# EXERCISE GOAL:
Each line from the one that contains "Parse this screenshot: output" to the end of the material must be quoted exactly; include both end lines and nothing else.

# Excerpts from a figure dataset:
******

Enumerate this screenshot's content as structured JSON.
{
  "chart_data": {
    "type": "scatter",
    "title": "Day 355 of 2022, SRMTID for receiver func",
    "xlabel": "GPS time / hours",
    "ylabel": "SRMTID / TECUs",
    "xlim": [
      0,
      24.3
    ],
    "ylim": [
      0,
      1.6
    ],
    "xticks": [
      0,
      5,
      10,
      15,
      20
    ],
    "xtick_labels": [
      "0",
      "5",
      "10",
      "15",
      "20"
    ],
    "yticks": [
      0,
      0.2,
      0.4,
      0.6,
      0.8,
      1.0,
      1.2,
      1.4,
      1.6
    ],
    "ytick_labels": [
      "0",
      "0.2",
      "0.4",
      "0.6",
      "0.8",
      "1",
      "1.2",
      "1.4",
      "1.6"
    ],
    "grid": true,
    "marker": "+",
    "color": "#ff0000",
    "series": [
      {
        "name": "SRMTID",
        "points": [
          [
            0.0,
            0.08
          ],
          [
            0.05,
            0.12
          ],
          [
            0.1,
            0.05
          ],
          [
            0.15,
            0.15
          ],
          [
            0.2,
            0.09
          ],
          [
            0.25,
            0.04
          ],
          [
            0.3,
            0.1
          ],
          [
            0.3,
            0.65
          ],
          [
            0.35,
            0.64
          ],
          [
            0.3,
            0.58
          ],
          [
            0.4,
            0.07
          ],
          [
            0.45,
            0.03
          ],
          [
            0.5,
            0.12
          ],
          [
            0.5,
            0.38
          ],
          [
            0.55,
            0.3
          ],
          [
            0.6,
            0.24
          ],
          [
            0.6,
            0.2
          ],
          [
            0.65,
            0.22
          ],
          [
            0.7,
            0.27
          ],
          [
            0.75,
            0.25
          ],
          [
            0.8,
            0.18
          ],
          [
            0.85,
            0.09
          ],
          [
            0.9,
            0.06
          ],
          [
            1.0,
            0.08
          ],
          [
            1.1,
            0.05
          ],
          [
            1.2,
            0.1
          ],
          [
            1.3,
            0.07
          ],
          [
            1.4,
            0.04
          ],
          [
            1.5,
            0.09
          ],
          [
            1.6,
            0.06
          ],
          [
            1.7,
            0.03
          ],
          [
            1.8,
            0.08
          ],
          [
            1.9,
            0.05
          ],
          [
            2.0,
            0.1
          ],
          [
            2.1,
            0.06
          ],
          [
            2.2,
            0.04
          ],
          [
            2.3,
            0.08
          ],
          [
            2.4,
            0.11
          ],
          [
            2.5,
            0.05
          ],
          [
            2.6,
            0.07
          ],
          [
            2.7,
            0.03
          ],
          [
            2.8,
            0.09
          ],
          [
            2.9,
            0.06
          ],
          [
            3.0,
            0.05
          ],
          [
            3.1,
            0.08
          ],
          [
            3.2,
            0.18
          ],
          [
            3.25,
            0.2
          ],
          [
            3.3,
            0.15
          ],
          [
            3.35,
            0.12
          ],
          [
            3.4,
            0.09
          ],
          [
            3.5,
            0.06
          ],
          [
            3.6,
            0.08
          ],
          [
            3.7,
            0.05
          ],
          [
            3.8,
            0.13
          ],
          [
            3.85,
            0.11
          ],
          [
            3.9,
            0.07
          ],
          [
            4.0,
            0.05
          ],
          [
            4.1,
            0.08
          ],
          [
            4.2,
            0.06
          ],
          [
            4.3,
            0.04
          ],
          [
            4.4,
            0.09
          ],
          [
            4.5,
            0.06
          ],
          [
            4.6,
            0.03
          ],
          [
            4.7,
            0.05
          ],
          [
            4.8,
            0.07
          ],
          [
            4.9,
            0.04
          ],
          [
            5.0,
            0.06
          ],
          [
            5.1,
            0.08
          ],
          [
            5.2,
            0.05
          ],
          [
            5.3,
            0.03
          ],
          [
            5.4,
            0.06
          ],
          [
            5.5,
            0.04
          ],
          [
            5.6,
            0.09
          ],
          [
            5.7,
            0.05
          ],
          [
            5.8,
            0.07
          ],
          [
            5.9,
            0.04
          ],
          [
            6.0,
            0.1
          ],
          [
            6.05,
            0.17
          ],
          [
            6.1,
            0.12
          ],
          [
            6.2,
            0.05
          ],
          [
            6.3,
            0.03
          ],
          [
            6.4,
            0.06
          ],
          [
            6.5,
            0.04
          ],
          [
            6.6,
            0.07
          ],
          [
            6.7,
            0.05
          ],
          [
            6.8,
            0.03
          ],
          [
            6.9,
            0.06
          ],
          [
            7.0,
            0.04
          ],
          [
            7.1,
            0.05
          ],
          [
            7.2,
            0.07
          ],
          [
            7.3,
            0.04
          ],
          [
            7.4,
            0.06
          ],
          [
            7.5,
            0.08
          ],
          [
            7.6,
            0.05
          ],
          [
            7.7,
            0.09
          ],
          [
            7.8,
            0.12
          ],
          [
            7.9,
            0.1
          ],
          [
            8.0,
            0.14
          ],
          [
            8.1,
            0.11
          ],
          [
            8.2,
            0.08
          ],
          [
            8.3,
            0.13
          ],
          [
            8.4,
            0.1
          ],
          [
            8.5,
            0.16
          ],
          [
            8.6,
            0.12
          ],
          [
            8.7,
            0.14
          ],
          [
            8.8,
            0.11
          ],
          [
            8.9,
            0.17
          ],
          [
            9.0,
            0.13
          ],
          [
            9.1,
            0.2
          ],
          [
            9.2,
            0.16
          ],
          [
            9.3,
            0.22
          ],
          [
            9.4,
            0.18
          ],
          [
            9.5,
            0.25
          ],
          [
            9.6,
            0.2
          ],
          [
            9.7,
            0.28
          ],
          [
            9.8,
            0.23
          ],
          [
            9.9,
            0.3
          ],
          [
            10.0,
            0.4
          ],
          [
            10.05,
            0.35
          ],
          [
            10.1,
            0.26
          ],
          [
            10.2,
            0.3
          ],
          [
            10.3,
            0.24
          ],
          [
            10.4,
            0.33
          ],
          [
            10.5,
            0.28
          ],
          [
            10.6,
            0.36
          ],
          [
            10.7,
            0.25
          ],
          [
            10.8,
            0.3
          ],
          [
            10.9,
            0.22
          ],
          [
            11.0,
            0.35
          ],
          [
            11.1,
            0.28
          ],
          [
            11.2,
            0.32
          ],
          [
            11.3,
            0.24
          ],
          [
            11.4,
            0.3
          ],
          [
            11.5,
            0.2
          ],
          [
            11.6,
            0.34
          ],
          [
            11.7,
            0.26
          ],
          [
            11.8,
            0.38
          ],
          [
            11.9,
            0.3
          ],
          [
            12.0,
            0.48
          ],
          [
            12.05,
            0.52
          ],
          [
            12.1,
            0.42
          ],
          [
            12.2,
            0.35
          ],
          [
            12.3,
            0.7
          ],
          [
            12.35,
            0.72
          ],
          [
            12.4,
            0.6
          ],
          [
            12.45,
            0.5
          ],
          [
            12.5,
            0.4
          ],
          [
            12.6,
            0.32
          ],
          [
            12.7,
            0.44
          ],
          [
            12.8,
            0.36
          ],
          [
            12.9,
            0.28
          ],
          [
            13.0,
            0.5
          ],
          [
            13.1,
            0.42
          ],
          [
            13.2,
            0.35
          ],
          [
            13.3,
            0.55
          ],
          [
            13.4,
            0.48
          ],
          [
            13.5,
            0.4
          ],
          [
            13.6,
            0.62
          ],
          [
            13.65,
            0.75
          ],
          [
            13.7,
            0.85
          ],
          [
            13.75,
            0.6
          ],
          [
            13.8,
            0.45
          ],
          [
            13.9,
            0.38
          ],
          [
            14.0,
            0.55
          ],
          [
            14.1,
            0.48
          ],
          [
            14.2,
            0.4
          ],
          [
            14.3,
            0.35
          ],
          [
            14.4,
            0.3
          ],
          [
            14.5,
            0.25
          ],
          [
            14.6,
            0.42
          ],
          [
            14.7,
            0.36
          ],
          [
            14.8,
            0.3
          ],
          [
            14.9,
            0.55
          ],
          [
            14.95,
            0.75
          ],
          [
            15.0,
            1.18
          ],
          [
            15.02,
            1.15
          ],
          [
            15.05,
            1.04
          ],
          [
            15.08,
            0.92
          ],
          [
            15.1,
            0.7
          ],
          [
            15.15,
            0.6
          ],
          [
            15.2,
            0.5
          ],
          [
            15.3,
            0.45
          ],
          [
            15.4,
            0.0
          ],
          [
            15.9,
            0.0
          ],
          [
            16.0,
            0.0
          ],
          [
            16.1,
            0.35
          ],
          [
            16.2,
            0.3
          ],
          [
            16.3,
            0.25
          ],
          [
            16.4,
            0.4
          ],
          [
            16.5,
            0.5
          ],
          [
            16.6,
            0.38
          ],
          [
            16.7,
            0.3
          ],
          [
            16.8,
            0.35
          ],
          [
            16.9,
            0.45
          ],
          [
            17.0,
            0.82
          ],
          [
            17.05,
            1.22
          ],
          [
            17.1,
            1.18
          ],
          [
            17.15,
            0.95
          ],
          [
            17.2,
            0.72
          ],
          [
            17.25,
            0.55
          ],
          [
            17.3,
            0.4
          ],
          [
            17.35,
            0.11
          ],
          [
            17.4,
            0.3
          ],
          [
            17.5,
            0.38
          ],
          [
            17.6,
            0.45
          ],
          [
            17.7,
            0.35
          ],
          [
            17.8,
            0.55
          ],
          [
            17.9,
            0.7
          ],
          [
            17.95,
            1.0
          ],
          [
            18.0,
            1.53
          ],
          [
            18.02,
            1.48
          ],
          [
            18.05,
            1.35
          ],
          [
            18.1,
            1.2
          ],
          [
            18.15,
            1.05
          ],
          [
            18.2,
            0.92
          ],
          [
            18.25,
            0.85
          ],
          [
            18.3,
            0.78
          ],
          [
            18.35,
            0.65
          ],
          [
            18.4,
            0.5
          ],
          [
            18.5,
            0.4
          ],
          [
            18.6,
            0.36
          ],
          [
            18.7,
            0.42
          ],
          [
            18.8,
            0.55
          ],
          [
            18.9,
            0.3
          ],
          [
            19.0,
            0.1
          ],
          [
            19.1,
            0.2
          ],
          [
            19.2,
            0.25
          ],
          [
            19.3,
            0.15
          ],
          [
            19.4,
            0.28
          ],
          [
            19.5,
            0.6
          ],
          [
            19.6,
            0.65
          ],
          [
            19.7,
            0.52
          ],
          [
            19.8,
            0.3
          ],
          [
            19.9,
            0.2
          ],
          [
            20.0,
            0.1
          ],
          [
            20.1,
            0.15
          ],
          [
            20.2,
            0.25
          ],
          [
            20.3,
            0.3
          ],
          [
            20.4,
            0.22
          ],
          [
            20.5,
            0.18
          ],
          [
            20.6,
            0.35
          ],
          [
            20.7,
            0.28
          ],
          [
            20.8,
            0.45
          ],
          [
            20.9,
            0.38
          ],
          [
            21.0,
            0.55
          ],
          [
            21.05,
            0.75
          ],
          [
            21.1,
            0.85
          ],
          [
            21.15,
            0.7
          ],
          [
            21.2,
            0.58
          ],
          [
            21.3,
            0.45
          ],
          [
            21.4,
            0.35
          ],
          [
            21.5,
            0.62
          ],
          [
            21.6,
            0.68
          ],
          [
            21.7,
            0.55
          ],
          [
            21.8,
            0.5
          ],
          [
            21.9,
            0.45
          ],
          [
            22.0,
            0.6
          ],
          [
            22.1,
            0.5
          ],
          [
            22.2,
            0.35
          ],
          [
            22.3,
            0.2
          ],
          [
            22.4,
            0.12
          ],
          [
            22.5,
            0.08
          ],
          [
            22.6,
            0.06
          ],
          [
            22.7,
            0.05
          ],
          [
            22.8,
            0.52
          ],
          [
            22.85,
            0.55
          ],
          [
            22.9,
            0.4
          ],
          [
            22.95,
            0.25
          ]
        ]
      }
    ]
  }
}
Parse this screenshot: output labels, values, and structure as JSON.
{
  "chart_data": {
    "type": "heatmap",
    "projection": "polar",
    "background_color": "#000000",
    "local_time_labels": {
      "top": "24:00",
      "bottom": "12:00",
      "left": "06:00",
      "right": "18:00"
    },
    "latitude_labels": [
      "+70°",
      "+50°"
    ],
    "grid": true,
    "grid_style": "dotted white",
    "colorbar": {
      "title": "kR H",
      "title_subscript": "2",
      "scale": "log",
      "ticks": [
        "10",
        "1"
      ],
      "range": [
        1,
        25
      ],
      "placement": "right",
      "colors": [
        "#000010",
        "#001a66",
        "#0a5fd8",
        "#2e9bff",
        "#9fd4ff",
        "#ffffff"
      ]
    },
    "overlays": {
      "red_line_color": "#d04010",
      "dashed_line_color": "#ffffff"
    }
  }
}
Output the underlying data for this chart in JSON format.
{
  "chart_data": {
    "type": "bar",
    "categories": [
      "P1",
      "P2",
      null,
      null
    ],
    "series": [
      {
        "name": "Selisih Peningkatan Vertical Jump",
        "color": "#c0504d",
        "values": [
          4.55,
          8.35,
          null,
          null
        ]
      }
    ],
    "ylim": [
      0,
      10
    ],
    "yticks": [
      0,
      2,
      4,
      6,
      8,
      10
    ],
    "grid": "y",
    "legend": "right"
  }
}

******

# EXERCISE OUTPUT:
Parse this screenshot: output labels, values, and structure as JSON.
{
  "chart_data": {
    "type": "heatmap",
    "projection": "polar",
    "background_color": "#000000",
    "local_time_labels": {
      "top": "24:00",
      "bottom": "12:00",
      "left": "06:00",
      "right": "18:00"
    },
    "latitude_labels": [
      "+70°",
      "+50°"
    ],
    "grid": true,
    "grid_style": "dotted white",
    "colorbar": {
      "title": "kR H",
      "title_subscript": "2",
      "scale": "log",
      "ticks": [
        "10",
        "1"
      ],
      "range": [
        1,
        25
      ],
      "placement": "right",
      "colors": [
        "#000010",
        "#001a66",
        "#0a5fd8",
        "#2e9bff",
        "#9fd4ff",
        "#ffffff"
      ]
    },
    "overlays": {
      "red_line_color": "#d04010",
      "dashed_line_color": "#ffffff"
    }
  }
}
Output the underlying data for this chart in JSON format.
{
  "chart_data": {
    "type": "bar",
    "categories": [
      "P1",
      "P2",
      null,
      null
    ],
    "series": [
      {
        "name": "Selisih Peningkatan Vertical Jump",
        "color": "#c0504d",
        "values": [
          4.55,
          8.35,
          null,
          null
        ]
      }
    ],
    "ylim": [
      0,
      10
    ],
    "yticks": [
      0,
      2,
      4,
      6,
      8,
      10
    ],
    "grid": "y",
    "legend": "right"
  }
}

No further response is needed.